TASK BRIEF:
Repeat exactly each line of the data provided below.

— START OF SOURCE RECORDS —

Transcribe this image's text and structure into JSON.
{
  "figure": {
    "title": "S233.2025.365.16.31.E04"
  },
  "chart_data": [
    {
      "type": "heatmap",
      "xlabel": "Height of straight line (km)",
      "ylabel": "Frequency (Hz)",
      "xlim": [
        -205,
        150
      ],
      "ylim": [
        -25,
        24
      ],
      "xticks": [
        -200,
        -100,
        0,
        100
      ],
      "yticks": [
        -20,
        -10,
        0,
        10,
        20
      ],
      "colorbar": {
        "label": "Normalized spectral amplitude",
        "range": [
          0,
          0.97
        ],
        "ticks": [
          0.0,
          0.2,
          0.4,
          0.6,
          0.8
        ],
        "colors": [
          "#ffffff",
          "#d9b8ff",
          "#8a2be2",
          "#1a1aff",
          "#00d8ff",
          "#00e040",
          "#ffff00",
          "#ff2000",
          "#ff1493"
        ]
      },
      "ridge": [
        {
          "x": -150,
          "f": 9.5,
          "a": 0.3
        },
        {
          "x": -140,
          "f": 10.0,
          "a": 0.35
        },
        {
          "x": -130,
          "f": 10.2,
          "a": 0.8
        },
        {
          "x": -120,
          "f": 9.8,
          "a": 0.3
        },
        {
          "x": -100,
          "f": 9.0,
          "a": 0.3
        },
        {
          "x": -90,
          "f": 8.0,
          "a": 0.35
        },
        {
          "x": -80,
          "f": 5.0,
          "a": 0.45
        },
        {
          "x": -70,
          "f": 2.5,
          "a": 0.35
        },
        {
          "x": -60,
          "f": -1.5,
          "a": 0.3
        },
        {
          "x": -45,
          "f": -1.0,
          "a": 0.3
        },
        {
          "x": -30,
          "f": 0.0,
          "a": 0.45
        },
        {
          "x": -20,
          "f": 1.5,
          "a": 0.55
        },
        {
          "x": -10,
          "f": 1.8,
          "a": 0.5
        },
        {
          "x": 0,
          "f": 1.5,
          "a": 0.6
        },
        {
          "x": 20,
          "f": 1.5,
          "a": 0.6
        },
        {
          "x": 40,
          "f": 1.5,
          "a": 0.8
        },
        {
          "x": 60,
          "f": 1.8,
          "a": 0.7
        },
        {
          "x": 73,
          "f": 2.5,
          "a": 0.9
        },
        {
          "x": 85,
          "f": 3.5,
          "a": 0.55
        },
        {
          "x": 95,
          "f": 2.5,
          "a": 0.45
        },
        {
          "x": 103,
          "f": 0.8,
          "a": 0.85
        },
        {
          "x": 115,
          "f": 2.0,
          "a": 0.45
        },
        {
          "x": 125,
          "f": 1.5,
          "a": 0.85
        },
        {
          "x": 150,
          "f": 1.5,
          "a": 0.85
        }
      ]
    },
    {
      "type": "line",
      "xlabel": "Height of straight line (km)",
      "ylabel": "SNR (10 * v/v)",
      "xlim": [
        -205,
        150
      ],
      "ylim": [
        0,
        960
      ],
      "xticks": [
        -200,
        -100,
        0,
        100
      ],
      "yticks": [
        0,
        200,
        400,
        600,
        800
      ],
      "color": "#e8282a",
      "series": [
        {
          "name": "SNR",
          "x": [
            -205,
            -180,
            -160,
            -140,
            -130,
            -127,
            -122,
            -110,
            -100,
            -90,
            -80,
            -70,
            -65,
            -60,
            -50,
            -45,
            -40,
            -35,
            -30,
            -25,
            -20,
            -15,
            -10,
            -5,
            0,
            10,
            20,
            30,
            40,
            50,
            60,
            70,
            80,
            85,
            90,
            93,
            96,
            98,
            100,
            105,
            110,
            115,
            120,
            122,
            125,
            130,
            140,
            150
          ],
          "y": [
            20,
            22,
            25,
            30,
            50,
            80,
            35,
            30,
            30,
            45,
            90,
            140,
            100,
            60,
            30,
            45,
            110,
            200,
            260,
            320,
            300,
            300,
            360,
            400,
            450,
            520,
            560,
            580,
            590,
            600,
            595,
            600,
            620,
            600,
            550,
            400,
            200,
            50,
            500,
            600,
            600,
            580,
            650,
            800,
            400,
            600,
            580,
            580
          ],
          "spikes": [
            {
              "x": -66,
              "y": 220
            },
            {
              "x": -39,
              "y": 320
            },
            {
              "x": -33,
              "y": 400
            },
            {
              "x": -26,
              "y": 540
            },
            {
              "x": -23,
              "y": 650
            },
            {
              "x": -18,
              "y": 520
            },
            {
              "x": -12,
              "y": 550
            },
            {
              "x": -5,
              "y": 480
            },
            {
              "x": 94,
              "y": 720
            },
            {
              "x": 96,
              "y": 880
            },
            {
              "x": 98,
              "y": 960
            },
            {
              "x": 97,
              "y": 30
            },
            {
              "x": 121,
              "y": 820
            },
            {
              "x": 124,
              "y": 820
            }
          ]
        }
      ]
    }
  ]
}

— END OF SOURCE RECORDS —

SOLUTION TO THIS PROBLEM:
Transcribe this image's text and structure into JSON.
{
  "figure": {
    "title": "S233.2025.365.16.31.E04"
  },
  "chart_data": [
    {
      "type": "heatmap",
      "xlabel": "Height of straight line (km)",
      "ylabel": "Frequency (Hz)",
      "xlim": [
        -205,
        150
      ],
      "ylim": [
        -25,
        24
      ],
      "xticks": [
        -200,
        -100,
        0,
        100
      ],
      "yticks": [
        -20,
        -10,
        0,
        10,
        20
      ],
      "colorbar": {
        "label": "Normalized spectral amplitude",
        "range": [
          0,
          0.97
        ],
        "ticks": [
          0.0,
          0.2,
          0.4,
          0.6,
          0.8
        ],
        "colors": [
          "#ffffff",
          "#d9b8ff",
          "#8a2be2",
          "#1a1aff",
          "#00d8ff",
          "#00e040",
          "#ffff00",
          "#ff2000",
          "#ff1493"
        ]
      },
      "ridge": [
        {
          "x": -150,
          "f": 9.5,
          "a": 0.3
        },
        {
          "x": -140,
          "f": 10.0,
          "a": 0.35
        },
        {
          "x": -130,
          "f": 10.2,
          "a": 0.8
        },
        {
          "x": -120,
          "f": 9.8,
          "a": 0.3
        },
        {
          "x": -100,
          "f": 9.0,
          "a": 0.3
        },
        {
          "x": -90,
          "f": 8.0,
          "a": 0.35
        },
        {
          "x": -80,
          "f": 5.0,
          "a": 0.45
        },
        {
          "x": -70,
          "f": 2.5,
          "a": 0.35
        },
        {
          "x": -60,
          "f": -1.5,
          "a": 0.3
        },
        {
          "x": -45,
          "f": -1.0,
          "a": 0.3
        },
        {
          "x": -30,
          "f": 0.0,
          "a": 0.45
        },
        {
          "x": -20,
          "f": 1.5,
          "a": 0.55
        },
        {
          "x": -10,
          "f": 1.8,
          "a": 0.5
        },
        {
          "x": 0,
          "f": 1.5,
          "a": 0.6
        },
        {
          "x": 20,
          "f": 1.5,
          "a": 0.6
        },
        {
          "x": 40,
          "f": 1.5,
          "a": 0.8
        },
        {
          "x": 60,
          "f": 1.8,
          "a": 0.7
        },
        {
          "x": 73,
          "f": 2.5,
          "a": 0.9
        },
        {
          "x": 85,
          "f": 3.5,
          "a": 0.55
        },
        {
          "x": 95,
          "f": 2.5,
          "a": 0.45
        },
        {
          "x": 103,
          "f": 0.8,
          "a": 0.85
        },
        {
          "x": 115,
          "f": 2.0,
          "a": 0.45
        },
        {
          "x": 125,
          "f": 1.5,
          "a": 0.85
        },
        {
          "x": 150,
          "f": 1.5,
          "a": 0.85
        }
      ]
    },
    {
      "type": "line",
      "xlabel": "Height of straight line (km)",
      "ylabel": "SNR (10 * v/v)",
      "xlim": [
        -205,
        150
      ],
      "ylim": [
        0,
        960
      ],
      "xticks": [
        -200,
        -100,
        0,
        100
      ],
      "yticks": [
        0,
        200,
        400,
        600,
        800
      ],
      "color": "#e8282a",
      "series": [
        {
          "name": "SNR",
          "x": [
            -205,
            -180,
            -160,
            -140,
            -130,
            -127,
            -122,
            -110,
            -100,
            -90,
            -80,
            -70,
            -65,
            -60,
            -50,
            -45,
            -40,
            -35,
            -30,
            -25,
            -20,
            -15,
            -10,
            -5,
            0,
            10,
            20,
            30,
            40,
            50,
            60,
            70,
            80,
            85,
            90,
            93,
            96,
            98,
            100,
            105,
            110,
            115,
            120,
            122,
            125,
            130,
            140,
            150
          ],
          "y": [
            20,
            22,
            25,
            30,
            50,
            80,
            35,
            30,
            30,
            45,
            90,
            140,
            100,
            60,
            30,
            45,
            110,
            200,
            260,
            320,
            300,
            300,
            360,
            400,
            450,
            520,
            560,
            580,
            590,
            600,
            595,
            600,
            620,
            600,
            550,
            400,
            200,
            50,
            500,
            600,
            600,
            580,
            650,
            800,
            400,
            600,
            580,
            580
          ],
          "spikes": [
            {
              "x": -66,
              "y": 220
            },
            {
              "x": -39,
              "y": 320
            },
            {
              "x": -33,
              "y": 400
            },
            {
              "x": -26,
              "y": 540
            },
            {
              "x": -23,
              "y": 650
            },
            {
              "x": -18,
              "y": 520
            },
            {
              "x": -12,
              "y": 550
            },
            {
              "x": -5,
              "y": 480
            },
            {
              "x": 94,
              "y": 720
            },
            {
              "x": 96,
              "y": 880
            },
            {
              "x": 98,
              "y": 960
            },
            {
              "x": 97,
              "y": 30
            },
            {
              "x": 121,
              "y": 820
            },
            {
              "x": 124,
              "y": 820
            }
          ]
        }
      ]
    }
  ]
}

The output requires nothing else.